* **EXERCISE DETAILS**
Only a number is wanted: the count of lines in this listing that contain "Luminance".

........

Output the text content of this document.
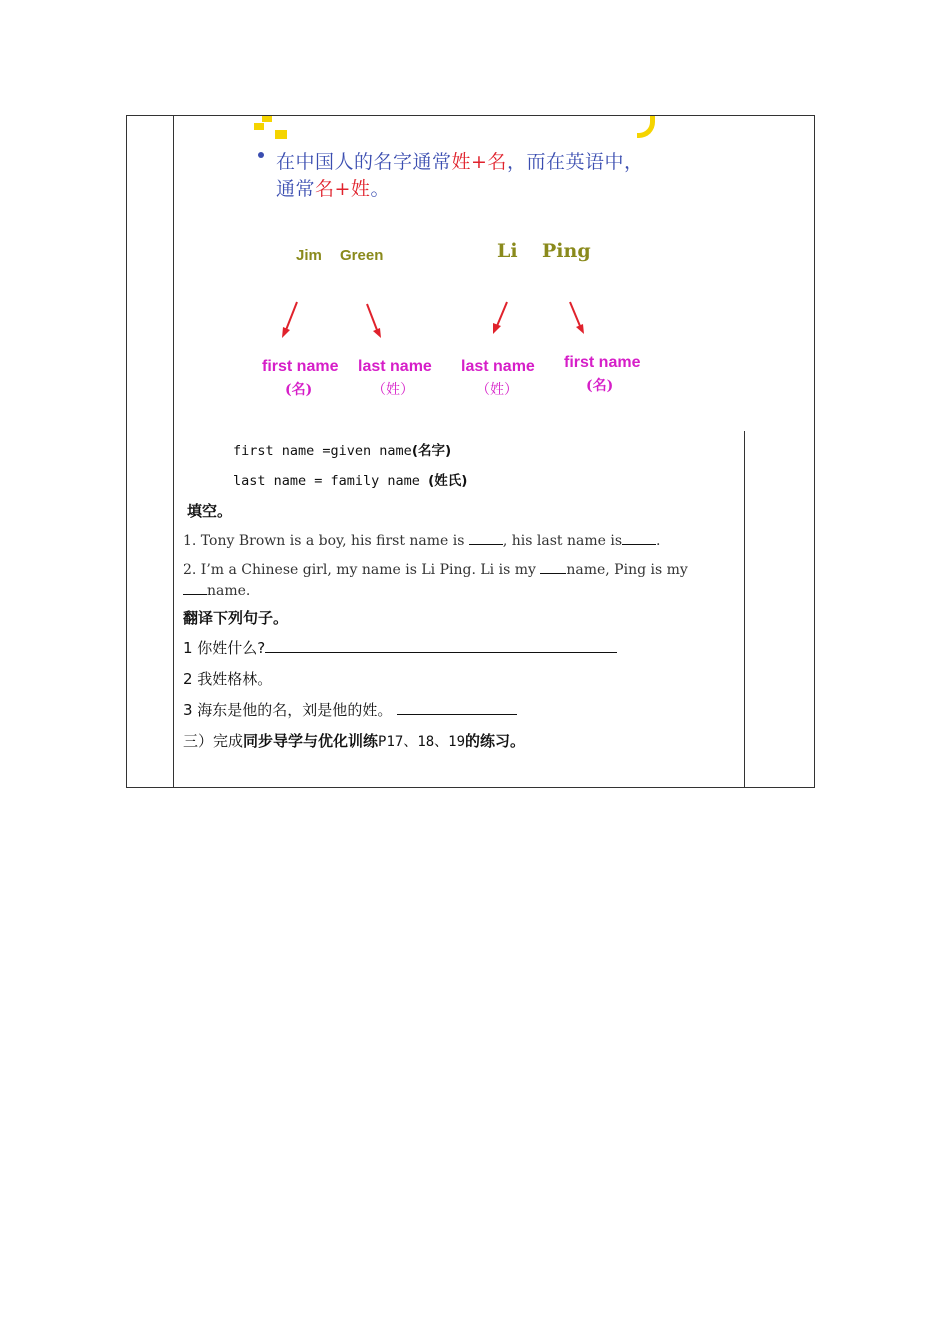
在中国人的名字通常姓+名，而在英语中，
通常名+姓。
Jim Green	Li Ping
first name
(名)
last name
（姓）
last name
（姓）
first name
(名)
first name =given name(名字)
last name = family name (姓氏)
填空。
1. Tony Brown is a boy, his first name is	, his last name is .
2. I’m a Chinese girl, my name is Li Ping. Li is my name, Ping is my
name.
翻译下列句子。
1 你姓什么?
2 我姓格林。
3 海东是他的名，刘是他的姓。
三）完成同步导学与优化训练P17、18、19的练习。
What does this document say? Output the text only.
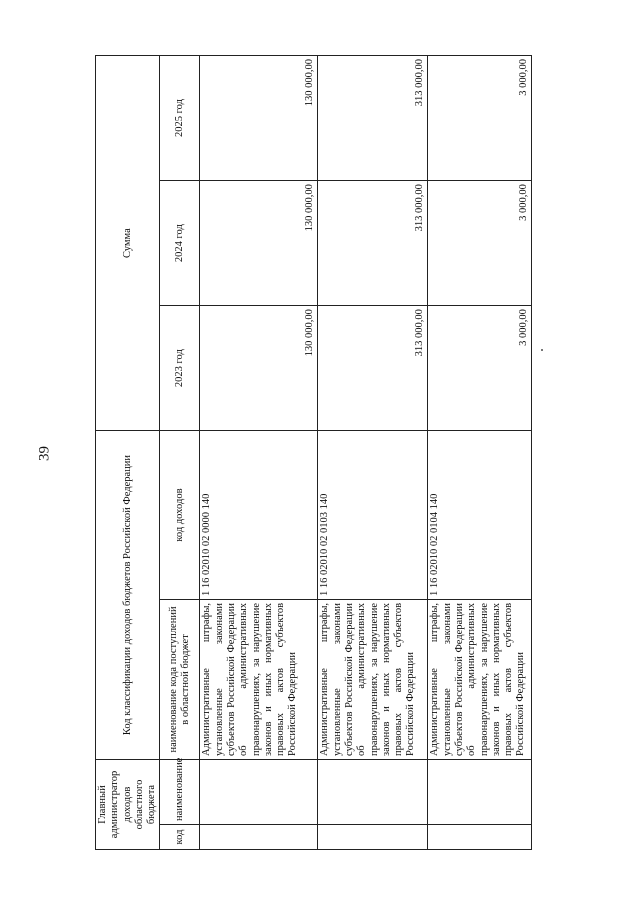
39
Главный администратор доходов областного бюджета		Код классификации доходов бюджетов Российской Федерации		Сумма		
код	наименование	наименование кода поступлений в областной бюджет	код доходов	2023 год	2024 год	2025 год
		Административные штрафы, установленные законами субъектов Российской Федерации об административных правонарушениях, за нарушение законов и иных нормативных правовых актов субъектов Российской Федерации	1 16 02010 02 0000 140	130 000,00	130 000,00	130 000,00
		Административные штрафы, установленные законами субъектов Российской Федерации об административных правонарушениях, за нарушение законов и иных нормативных правовых актов субъектов Российской Федерации	1 16 02010 02 0103 140	313 000,00	313 000,00	313 000,00
		Административные штрафы, установленные законами субъектов Российской Федерации об административных правонарушениях, за нарушение законов и иных нормативных правовых актов субъектов Российской Федерации	1 16 02010 02 0104 140	3 000,00	3 000,00	3 000,00
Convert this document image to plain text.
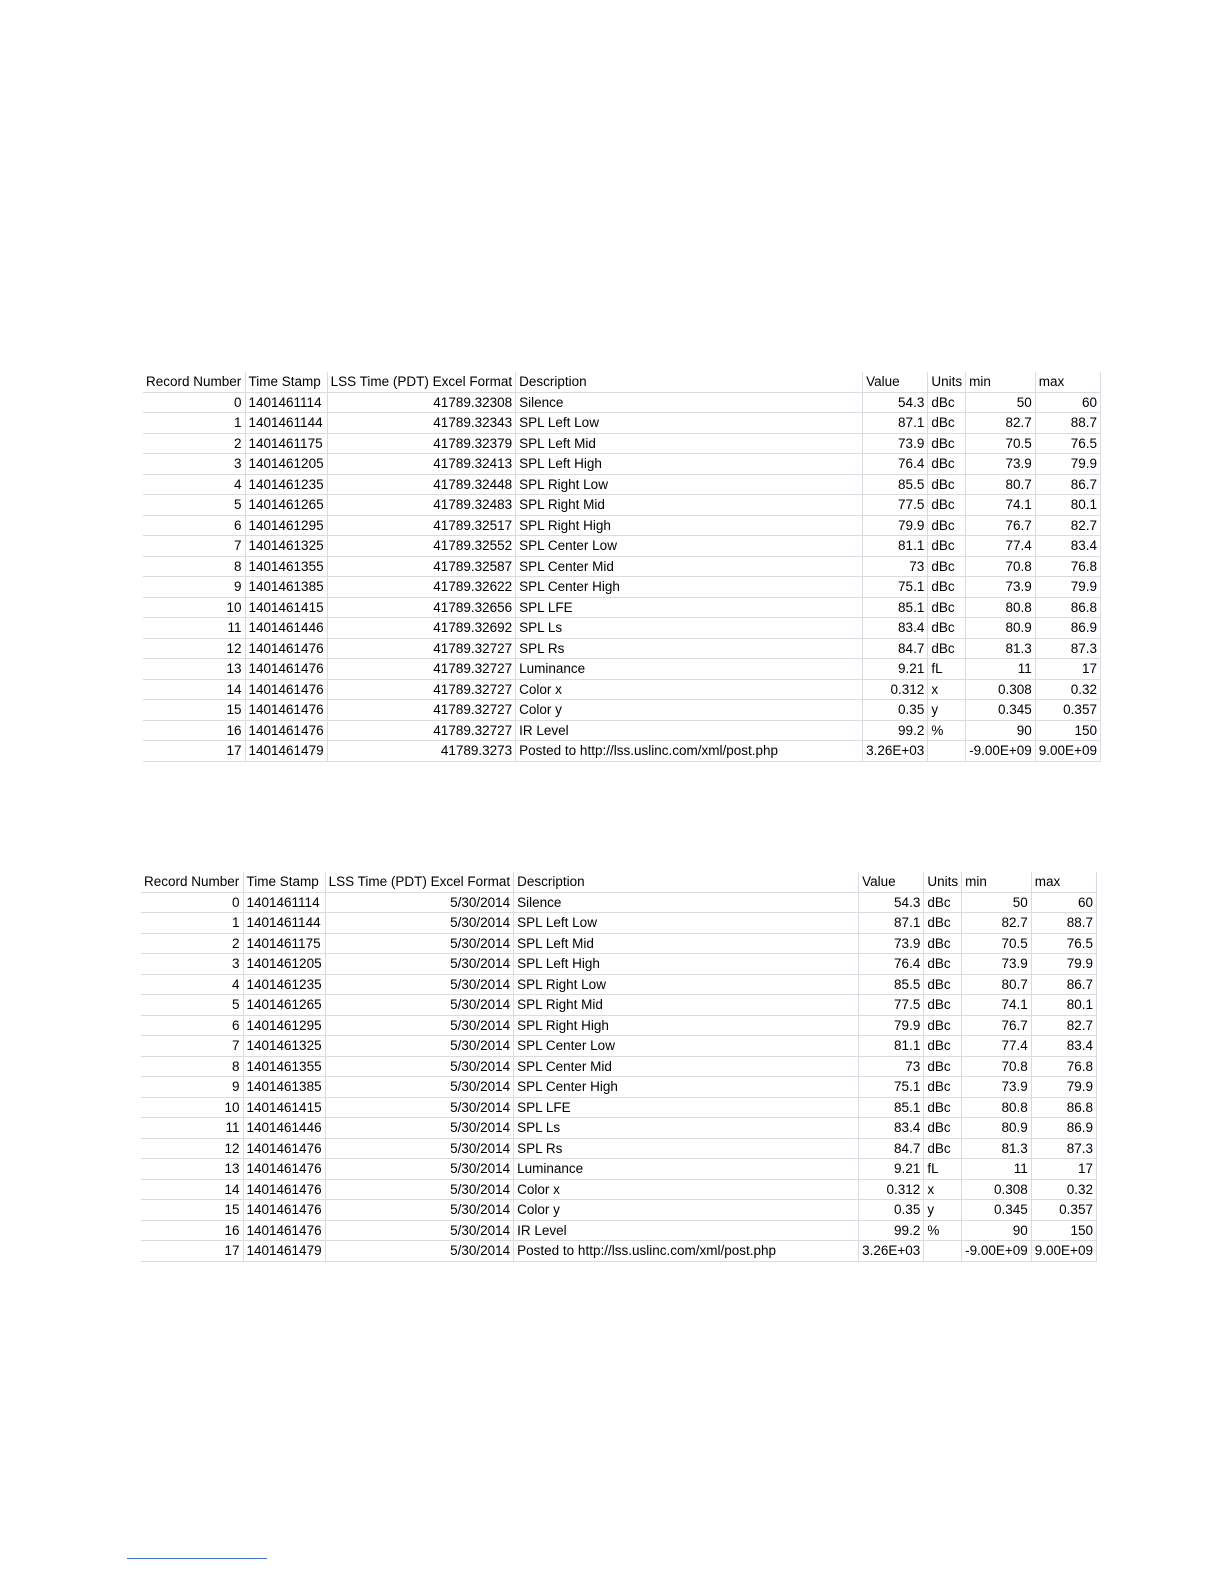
Record Number	Time Stamp	LSS Time (PDT) Excel Format	Description	Value	Units	min	max
0	1401461114	41789.32308	Silence	54.3	dBc	50	60
1	1401461144	41789.32343	SPL Left Low	87.1	dBc	82.7	88.7
2	1401461175	41789.32379	SPL Left Mid	73.9	dBc	70.5	76.5
3	1401461205	41789.32413	SPL Left High	76.4	dBc	73.9	79.9
4	1401461235	41789.32448	SPL Right Low	85.5	dBc	80.7	86.7
5	1401461265	41789.32483	SPL Right Mid	77.5	dBc	74.1	80.1
6	1401461295	41789.32517	SPL Right High	79.9	dBc	76.7	82.7
7	1401461325	41789.32552	SPL Center Low	81.1	dBc	77.4	83.4
8	1401461355	41789.32587	SPL Center Mid	73	dBc	70.8	76.8
9	1401461385	41789.32622	SPL Center High	75.1	dBc	73.9	79.9
10	1401461415	41789.32656	SPL LFE	85.1	dBc	80.8	86.8
11	1401461446	41789.32692	SPL Ls	83.4	dBc	80.9	86.9
12	1401461476	41789.32727	SPL Rs	84.7	dBc	81.3	87.3
13	1401461476	41789.32727	Luminance	9.21	fL	11	17
14	1401461476	41789.32727	Color x	0.312	x	0.308	0.32
15	1401461476	41789.32727	Color y	0.35	y	0.345	0.357
16	1401461476	41789.32727	IR Level	99.2	%	90	150
17	1401461479	41789.3273	Posted to http://lss.uslinc.com/xml/post.php	3.26E+03		-9.00E+09	9.00E+09
Record Number	Time Stamp	LSS Time (PDT) Excel Format	Description	Value	Units	min	max
0	1401461114	5/30/2014	Silence	54.3	dBc	50	60
1	1401461144	5/30/2014	SPL Left Low	87.1	dBc	82.7	88.7
2	1401461175	5/30/2014	SPL Left Mid	73.9	dBc	70.5	76.5
3	1401461205	5/30/2014	SPL Left High	76.4	dBc	73.9	79.9
4	1401461235	5/30/2014	SPL Right Low	85.5	dBc	80.7	86.7
5	1401461265	5/30/2014	SPL Right Mid	77.5	dBc	74.1	80.1
6	1401461295	5/30/2014	SPL Right High	79.9	dBc	76.7	82.7
7	1401461325	5/30/2014	SPL Center Low	81.1	dBc	77.4	83.4
8	1401461355	5/30/2014	SPL Center Mid	73	dBc	70.8	76.8
9	1401461385	5/30/2014	SPL Center High	75.1	dBc	73.9	79.9
10	1401461415	5/30/2014	SPL LFE	85.1	dBc	80.8	86.8
11	1401461446	5/30/2014	SPL Ls	83.4	dBc	80.9	86.9
12	1401461476	5/30/2014	SPL Rs	84.7	dBc	81.3	87.3
13	1401461476	5/30/2014	Luminance	9.21	fL	11	17
14	1401461476	5/30/2014	Color x	0.312	x	0.308	0.32
15	1401461476	5/30/2014	Color y	0.35	y	0.345	0.357
16	1401461476	5/30/2014	IR Level	99.2	%	90	150
17	1401461479	5/30/2014	Posted to http://lss.uslinc.com/xml/post.php	3.26E+03		-9.00E+09	9.00E+09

........

* **EXPECTED ANSWER**
2